**WHAT NEEDS TO BE DONE:**
Each entry below should be written out exactly as it is, with no pictures.

**MATERIAL SHOWN:**
---

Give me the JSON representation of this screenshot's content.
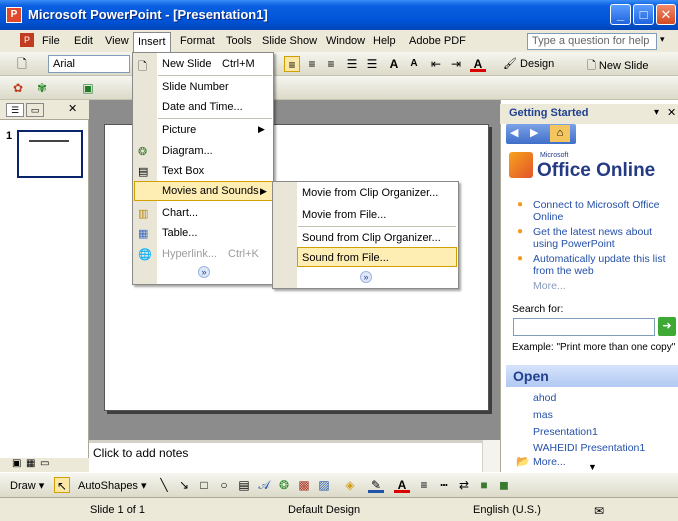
{
  "window": {
    "title": "Microsoft PowerPoint - [Presentation1]"
  },
  "menubar": {
    "items": [
      "File",
      "Edit",
      "View",
      "Insert",
      "Format",
      "Tools",
      "Slide Show",
      "Window",
      "Help",
      "Adobe PDF"
    ],
    "help_placeholder": "Type a question for help"
  },
  "toolbar": {
    "font": "Arial",
    "design_label": "Design",
    "new_slide_label": "New Slide"
  },
  "insert_menu": {
    "new_slide": "New Slide",
    "new_slide_shortcut": "Ctrl+M",
    "slide_number": "Slide Number",
    "date_time": "Date and Time...",
    "picture": "Picture",
    "diagram": "Diagram...",
    "text_box": "Text Box",
    "movies_sounds": "Movies and Sounds",
    "chart": "Chart...",
    "table": "Table...",
    "hyperlink": "Hyperlink...",
    "hyperlink_shortcut": "Ctrl+K"
  },
  "movies_submenu": {
    "movie_clip": "Movie from Clip Organizer...",
    "movie_file": "Movie from File...",
    "sound_clip": "Sound from Clip Organizer...",
    "sound_file": "Sound from File..."
  },
  "slides_pane": {
    "slide_number": "1"
  },
  "notes": {
    "placeholder": "Click to add notes"
  },
  "taskpane": {
    "title": "Getting Started",
    "office_small": "Microsoft",
    "office_online": "Office Online",
    "links": [
      "Connect to Microsoft Office Online",
      "Get the latest news about using PowerPoint",
      "Automatically update this list from the web"
    ],
    "more": "More...",
    "search_label": "Search for:",
    "example": "Example: \"Print more than one copy\"",
    "open_header": "Open",
    "open_items": [
      "ahod",
      "mas",
      "Presentation1",
      "WAHEIDI Presentation1"
    ],
    "open_more": "More..."
  },
  "draw_toolbar": {
    "draw": "Draw",
    "autoshapes": "AutoShapes"
  },
  "statusbar": {
    "slide": "Slide 1 of 1",
    "design": "Default Design",
    "language": "English (U.S.)"
  }
}
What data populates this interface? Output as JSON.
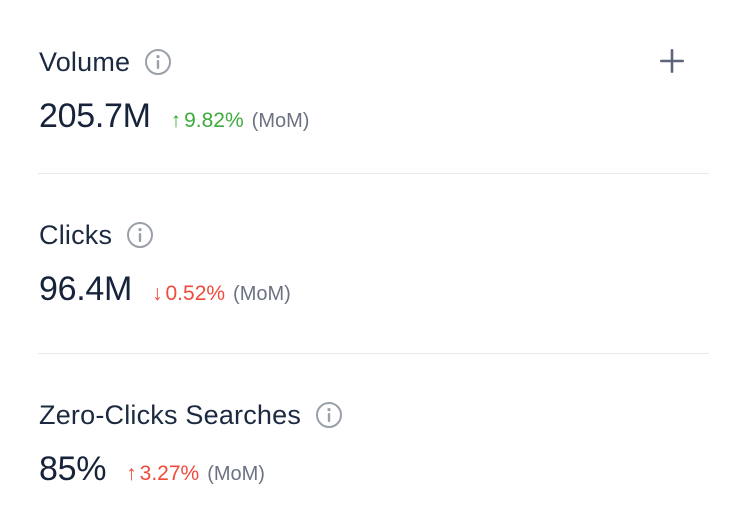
{
  "add_button": {
    "icon": "plus-icon",
    "color": "#5c6678"
  },
  "metrics": [
    {
      "label": "Volume",
      "value": "205.7M",
      "change": "9.82%",
      "direction": "up",
      "change_color": "#3cac3c",
      "period": "(MoM)"
    },
    {
      "label": "Clicks",
      "value": "96.4M",
      "change": "0.52%",
      "direction": "down",
      "change_color": "#ef4a3a",
      "period": "(MoM)"
    },
    {
      "label": "Zero-Clicks Searches",
      "value": "85%",
      "change": "3.27%",
      "direction": "up",
      "change_color": "#ef4a3a",
      "period": "(MoM)"
    }
  ],
  "arrows": {
    "up": "↑",
    "down": "↓"
  }
}
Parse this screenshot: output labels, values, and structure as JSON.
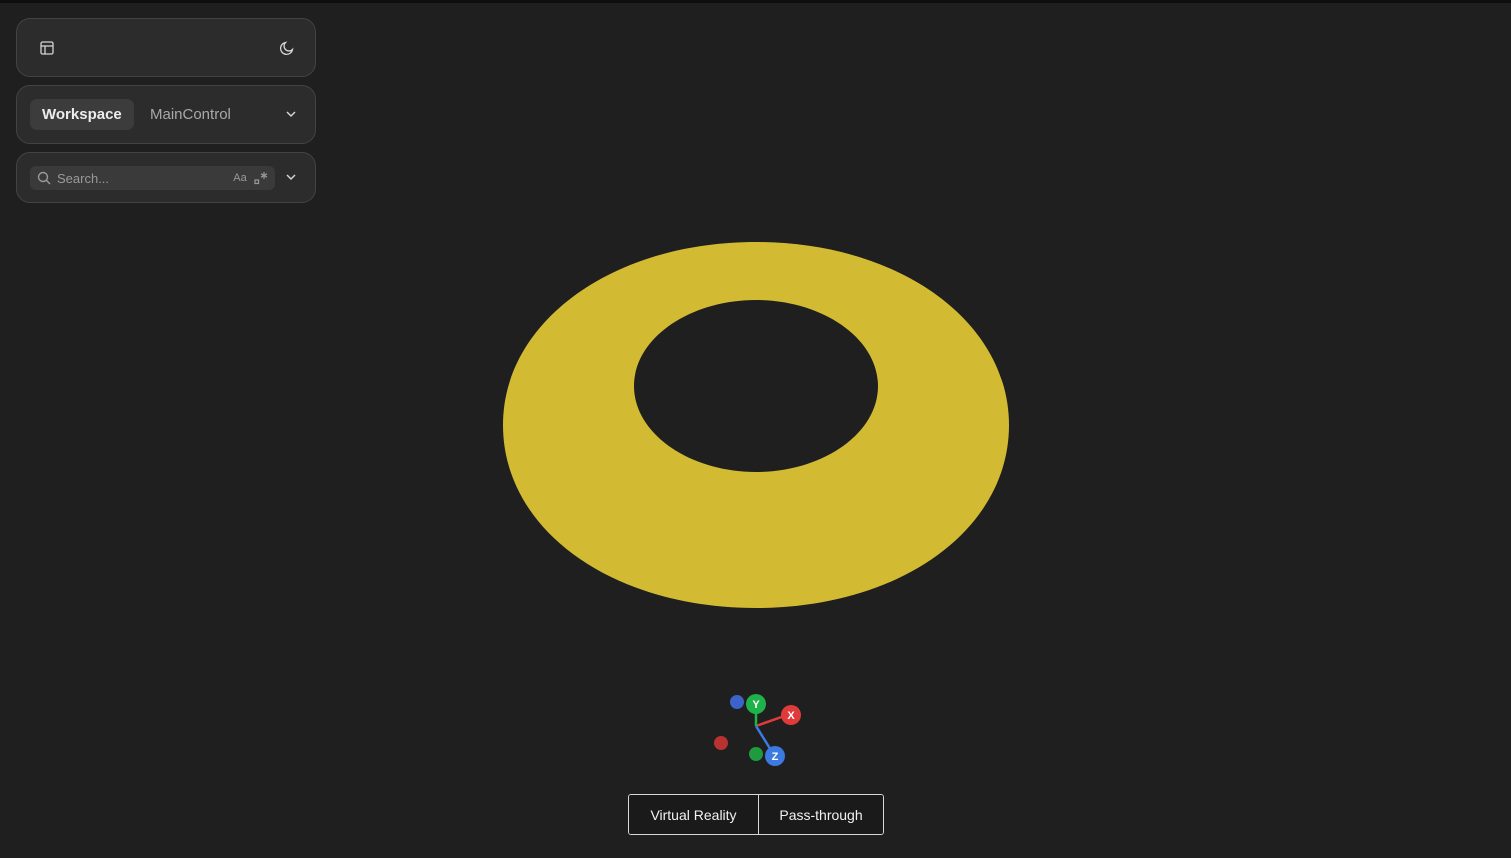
{
  "toolbar": {
    "layout_icon": "layout-panel-icon",
    "theme_icon": "moon-icon"
  },
  "tabs": {
    "items": [
      {
        "label": "Workspace",
        "active": true
      },
      {
        "label": "MainControl",
        "active": false
      }
    ],
    "expand_icon": "chevron-down-icon"
  },
  "search": {
    "placeholder": "Search...",
    "match_case_label": "Aa",
    "regex_icon": "regex-icon",
    "expand_icon": "chevron-down-icon"
  },
  "scene": {
    "object": "torus",
    "object_color": "#d2bb33",
    "background_color": "#1f1f1f"
  },
  "axes_gizmo": {
    "x_label": "X",
    "y_label": "Y",
    "z_label": "Z",
    "x_color": "#e03b3b",
    "y_color": "#1fb24a",
    "z_color": "#3b7ae0"
  },
  "modes": {
    "vr_label": "Virtual Reality",
    "passthrough_label": "Pass-through"
  }
}
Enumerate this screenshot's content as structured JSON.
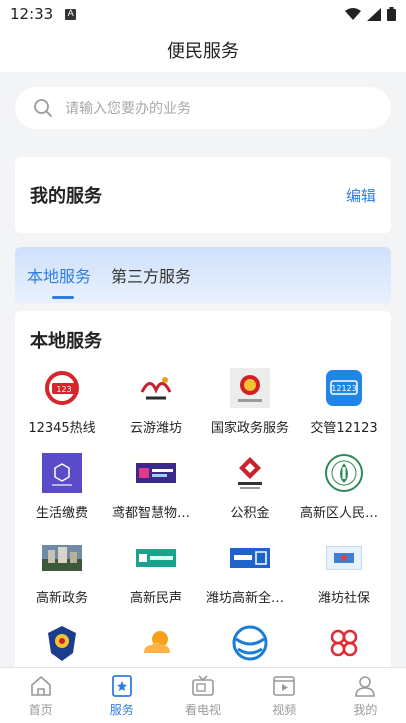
{
  "status": {
    "time": "12:33",
    "a_badge": "A"
  },
  "page": {
    "title": "便民服务"
  },
  "search": {
    "placeholder": "请输入您要办的业务"
  },
  "my_services": {
    "label": "我的服务",
    "edit_label": "编辑"
  },
  "tabs": [
    {
      "label": "本地服务",
      "active": true
    },
    {
      "label": "第三方服务",
      "active": false
    }
  ],
  "local": {
    "heading": "本地服务",
    "items": [
      {
        "label": "12345热线",
        "icon": "hotline-12345-icon"
      },
      {
        "label": "云游潍坊",
        "icon": "yunyou-weifang-icon"
      },
      {
        "label": "国家政务服务",
        "icon": "national-emblem-icon"
      },
      {
        "label": "交管12123",
        "icon": "traffic-12123-icon"
      },
      {
        "label": "生活缴费",
        "icon": "life-payment-icon"
      },
      {
        "label": "鸢都智慧物业...",
        "icon": "smart-property-icon"
      },
      {
        "label": "公积金",
        "icon": "housing-fund-icon"
      },
      {
        "label": "高新区人民医...",
        "icon": "hospital-icon"
      },
      {
        "label": "高新政务",
        "icon": "gov-affairs-icon"
      },
      {
        "label": "高新民声",
        "icon": "minsheng-icon"
      },
      {
        "label": "潍坊高新全程...",
        "icon": "fullprocess-icon"
      },
      {
        "label": "潍坊社保",
        "icon": "social-security-icon"
      },
      {
        "label": "",
        "icon": "police-badge-icon"
      },
      {
        "label": "",
        "icon": "weather-icon"
      },
      {
        "label": "",
        "icon": "china-mobile-icon"
      },
      {
        "label": "",
        "icon": "china-unicom-icon"
      }
    ]
  },
  "nav": [
    {
      "label": "首页",
      "icon": "home-icon",
      "active": false
    },
    {
      "label": "服务",
      "icon": "service-icon",
      "active": true
    },
    {
      "label": "看电视",
      "icon": "tv-icon",
      "active": false
    },
    {
      "label": "视频",
      "icon": "video-icon",
      "active": false
    },
    {
      "label": "我的",
      "icon": "profile-icon",
      "active": false
    }
  ],
  "colors": {
    "accent": "#2f7de1",
    "background": "#f3f4f6"
  }
}
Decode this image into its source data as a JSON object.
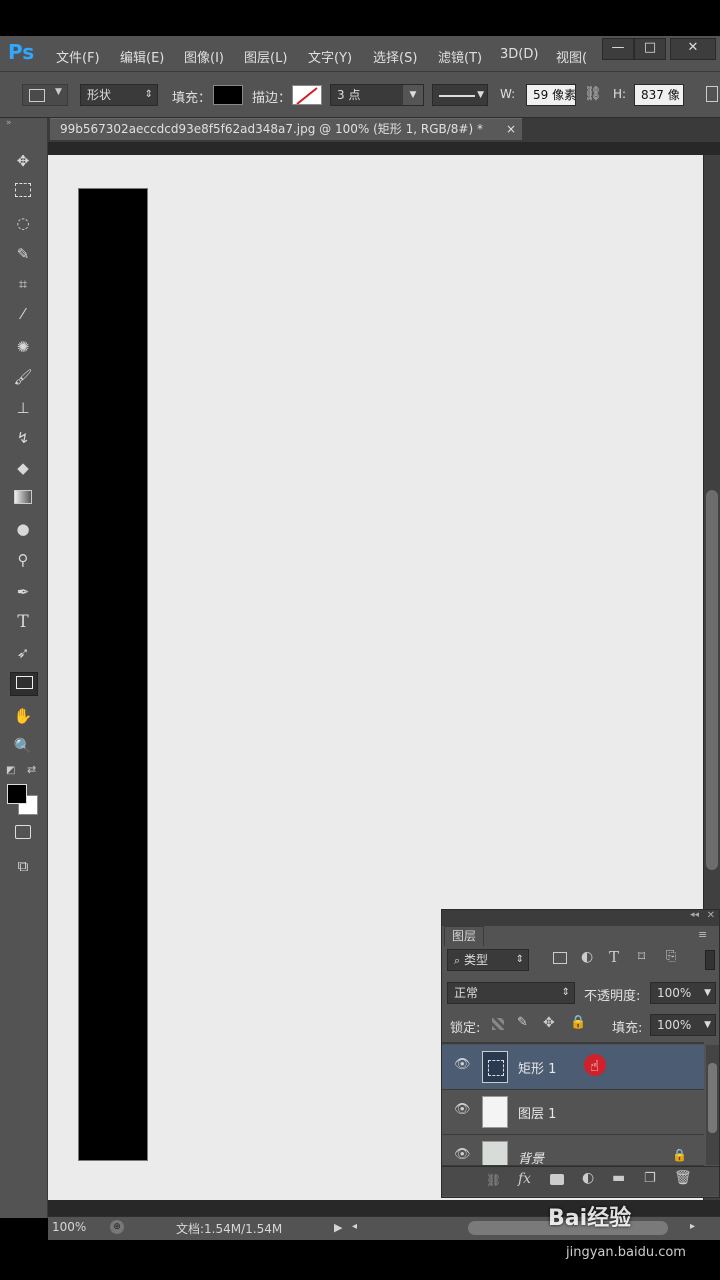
{
  "app": {
    "logo": "Ps",
    "menu": [
      "文件(F)",
      "编辑(E)",
      "图像(I)",
      "图层(L)",
      "文字(Y)",
      "选择(S)",
      "滤镜(T)",
      "3D(D)",
      "视图("
    ],
    "window_buttons": [
      "—",
      "□",
      "✕"
    ]
  },
  "options": {
    "mode": "形状",
    "fill_label": "填充：",
    "stroke_label": "描边：",
    "stroke_width": "3 点",
    "w_label": "W:",
    "w_value": "59 像素",
    "h_label": "H:",
    "h_value": "837 像",
    "fill_color": "#000000"
  },
  "document": {
    "tab_title": "99b567302aeccdcd93e8f5f62ad348a7.jpg @ 100% (矩形 1, RGB/8#) *",
    "tab_close": "×"
  },
  "status": {
    "zoom": "100%",
    "doc_info": "文档:1.54M/1.54M"
  },
  "layers_panel": {
    "tab": "图层",
    "filter_kind": "类型",
    "blend_mode": "正常",
    "opacity_label": "不透明度:",
    "opacity_value": "100%",
    "lock_label": "锁定:",
    "fill_label": "填充:",
    "fill_value": "100%",
    "layers": [
      {
        "name": "矩形 1",
        "selected": true
      },
      {
        "name": "图层 1",
        "selected": false
      },
      {
        "name": "背景",
        "selected": false
      }
    ],
    "bottom_icons": [
      "link-icon",
      "fx-icon",
      "mask-icon",
      "adjustment-icon",
      "folder-icon",
      "new-layer-icon",
      "trash-icon"
    ]
  },
  "watermark": {
    "brand": "Bai经验",
    "url": "jingyan.baidu.com"
  },
  "colors": {
    "accent": "#31a8ff",
    "selected_layer": "#4b5c73",
    "cursor_dot": "#d0202a"
  }
}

---

**THE ANSWER:**
Give me the JSON representation of this screenshot's content.
{
  "window": {
    "title": "Microsoft PowerPoint - [Presentation1]"
  },
  "menubar": {
    "items": [
      "File",
      "Edit",
      "View",
      "Insert",
      "Format",
      "Tools",
      "Slide Show",
      "Window",
      "Help",
      "Adobe PDF"
    ],
    "help_placeholder": "Type a question for help"
  },
  "toolbar": {
    "font": "Arial",
    "design_label": "Design",
    "new_slide_label": "New Slide"
  },
  "insert_menu": {
    "new_slide": "New Slide",
    "new_slide_shortcut": "Ctrl+M",
    "slide_number": "Slide Number",
    "date_time": "Date and Time...",
    "picture": "Picture",
    "diagram": "Diagram...",
    "text_box": "Text Box",
    "movies_sounds": "Movies and Sounds",
    "chart": "Chart...",
    "table": "Table...",
    "hyperlink": "Hyperlink...",
    "hyperlink_shortcut": "Ctrl+K"
  },
  "movies_submenu": {
    "movie_clip": "Movie from Clip Organizer...",
    "movie_file": "Movie from File...",
    "sound_clip": "Sound from Clip Organizer...",
    "sound_file": "Sound from File..."
  },
  "slides_pane": {
    "slide_number": "1"
  },
  "notes": {
    "placeholder": "Click to add notes"
  },
  "taskpane": {
    "title": "Getting Started",
    "office_small": "Microsoft",
    "office_online": "Office Online",
    "links": [
      "Connect to Microsoft Office Online",
      "Get the latest news about using PowerPoint",
      "Automatically update this list from the web"
    ],
    "more": "More...",
    "search_label": "Search for:",
    "example": "Example: \"Print more than one copy\"",
    "open_header": "Open",
    "open_items": [
      "ahod",
      "mas",
      "Presentation1",
      "WAHEIDI Presentation1"
    ],
    "open_more": "More..."
  },
  "draw_toolbar": {
    "draw": "Draw",
    "autoshapes": "AutoShapes"
  },
  "statusbar": {
    "slide": "Slide 1 of 1",
    "design": "Default Design",
    "language": "English (U.S.)"
  }
}
What data populates this interface? Output as JSON.
{
  "add_button": {
    "icon": "plus-icon",
    "color": "#5c6678"
  },
  "metrics": [
    {
      "label": "Volume",
      "value": "205.7M",
      "change": "9.82%",
      "direction": "up",
      "change_color": "#3cac3c",
      "period": "(MoM)"
    },
    {
      "label": "Clicks",
      "value": "96.4M",
      "change": "0.52%",
      "direction": "down",
      "change_color": "#ef4a3a",
      "period": "(MoM)"
    },
    {
      "label": "Zero-Clicks Searches",
      "value": "85%",
      "change": "3.27%",
      "direction": "up",
      "change_color": "#ef4a3a",
      "period": "(MoM)"
    }
  ],
  "arrows": {
    "up": "↑",
    "down": "↓"
  }
}
Parse this screenshot: output labels, values, and structure as JSON.
{
  "toolbar": {
    "layout_icon": "layout-panel-icon",
    "theme_icon": "moon-icon"
  },
  "tabs": {
    "items": [
      {
        "label": "Workspace",
        "active": true
      },
      {
        "label": "MainControl",
        "active": false
      }
    ],
    "expand_icon": "chevron-down-icon"
  },
  "search": {
    "placeholder": "Search...",
    "match_case_label": "Aa",
    "regex_icon": "regex-icon",
    "expand_icon": "chevron-down-icon"
  },
  "scene": {
    "object": "torus",
    "object_color": "#d2bb33",
    "background_color": "#1f1f1f"
  },
  "axes_gizmo": {
    "x_label": "X",
    "y_label": "Y",
    "z_label": "Z",
    "x_color": "#e03b3b",
    "y_color": "#1fb24a",
    "z_color": "#3b7ae0"
  },
  "modes": {
    "vr_label": "Virtual Reality",
    "passthrough_label": "Pass-through"
  }
}
Enumerate this screenshot's content as structured JSON.
{
  "status": {
    "time": "12:33",
    "a_badge": "A"
  },
  "page": {
    "title": "便民服务"
  },
  "search": {
    "placeholder": "请输入您要办的业务"
  },
  "my_services": {
    "label": "我的服务",
    "edit_label": "编辑"
  },
  "tabs": [
    {
      "label": "本地服务",
      "active": true
    },
    {
      "label": "第三方服务",
      "active": false
    }
  ],
  "local": {
    "heading": "本地服务",
    "items": [
      {
        "label": "12345热线",
        "icon": "hotline-12345-icon"
      },
      {
        "label": "云游潍坊",
        "icon": "yunyou-weifang-icon"
      },
      {
        "label": "国家政务服务",
        "icon": "national-emblem-icon"
      },
      {
        "label": "交管12123",
        "icon": "traffic-12123-icon"
      },
      {
        "label": "生活缴费",
        "icon": "life-payment-icon"
      },
      {
        "label": "鸢都智慧物业...",
        "icon": "smart-property-icon"
      },
      {
        "label": "公积金",
        "icon": "housing-fund-icon"
      },
      {
        "label": "高新区人民医...",
        "icon": "hospital-icon"
      },
      {
        "label": "高新政务",
        "icon": "gov-affairs-icon"
      },
      {
        "label": "高新民声",
        "icon": "minsheng-icon"
      },
      {
        "label": "潍坊高新全程...",
        "icon": "fullprocess-icon"
      },
      {
        "label": "潍坊社保",
        "icon": "social-security-icon"
      },
      {
        "label": "",
        "icon": "police-badge-icon"
      },
      {
        "label": "",
        "icon": "weather-icon"
      },
      {
        "label": "",
        "icon": "china-mobile-icon"
      },
      {
        "label": "",
        "icon": "china-unicom-icon"
      }
    ]
  },
  "nav": [
    {
      "label": "首页",
      "icon": "home-icon",
      "active": false
    },
    {
      "label": "服务",
      "icon": "service-icon",
      "active": true
    },
    {
      "label": "看电视",
      "icon": "tv-icon",
      "active": false
    },
    {
      "label": "视频",
      "icon": "video-icon",
      "active": false
    },
    {
      "label": "我的",
      "icon": "profile-icon",
      "active": false
    }
  ],
  "colors": {
    "accent": "#2f7de1",
    "background": "#f3f4f6"
  }
}
Decode this image into its source data as a JSON object.
{
  "app": {
    "logo": "Ps",
    "menu": [
      "文件(F)",
      "编辑(E)",
      "图像(I)",
      "图层(L)",
      "文字(Y)",
      "选择(S)",
      "滤镜(T)",
      "3D(D)",
      "视图("
    ],
    "window_buttons": [
      "—",
      "□",
      "✕"
    ]
  },
  "options": {
    "mode": "形状",
    "fill_label": "填充：",
    "stroke_label": "描边：",
    "stroke_width": "3 点",
    "w_label": "W:",
    "w_value": "59 像素",
    "h_label": "H:",
    "h_value": "837 像",
    "fill_color": "#000000"
  },
  "document": {
    "tab_title": "99b567302aeccdcd93e8f5f62ad348a7.jpg @ 100% (矩形 1, RGB/8#) *",
    "tab_close": "×"
  },
  "status": {
    "zoom": "100%",
    "doc_info": "文档:1.54M/1.54M"
  },
  "layers_panel": {
    "tab": "图层",
    "filter_kind": "类型",
    "blend_mode": "正常",
    "opacity_label": "不透明度:",
    "opacity_value": "100%",
    "lock_label": "锁定:",
    "fill_label": "填充:",
    "fill_value": "100%",
    "layers": [
      {
        "name": "矩形 1",
        "selected": true
      },
      {
        "name": "图层 1",
        "selected": false
      },
      {
        "name": "背景",
        "selected": false
      }
    ],
    "bottom_icons": [
      "link-icon",
      "fx-icon",
      "mask-icon",
      "adjustment-icon",
      "folder-icon",
      "new-layer-icon",
      "trash-icon"
    ]
  },
  "watermark": {
    "brand": "Bai经验",
    "url": "jingyan.baidu.com"
  },
  "colors": {
    "accent": "#31a8ff",
    "selected_layer": "#4b5c73",
    "cursor_dot": "#d0202a"
  }
}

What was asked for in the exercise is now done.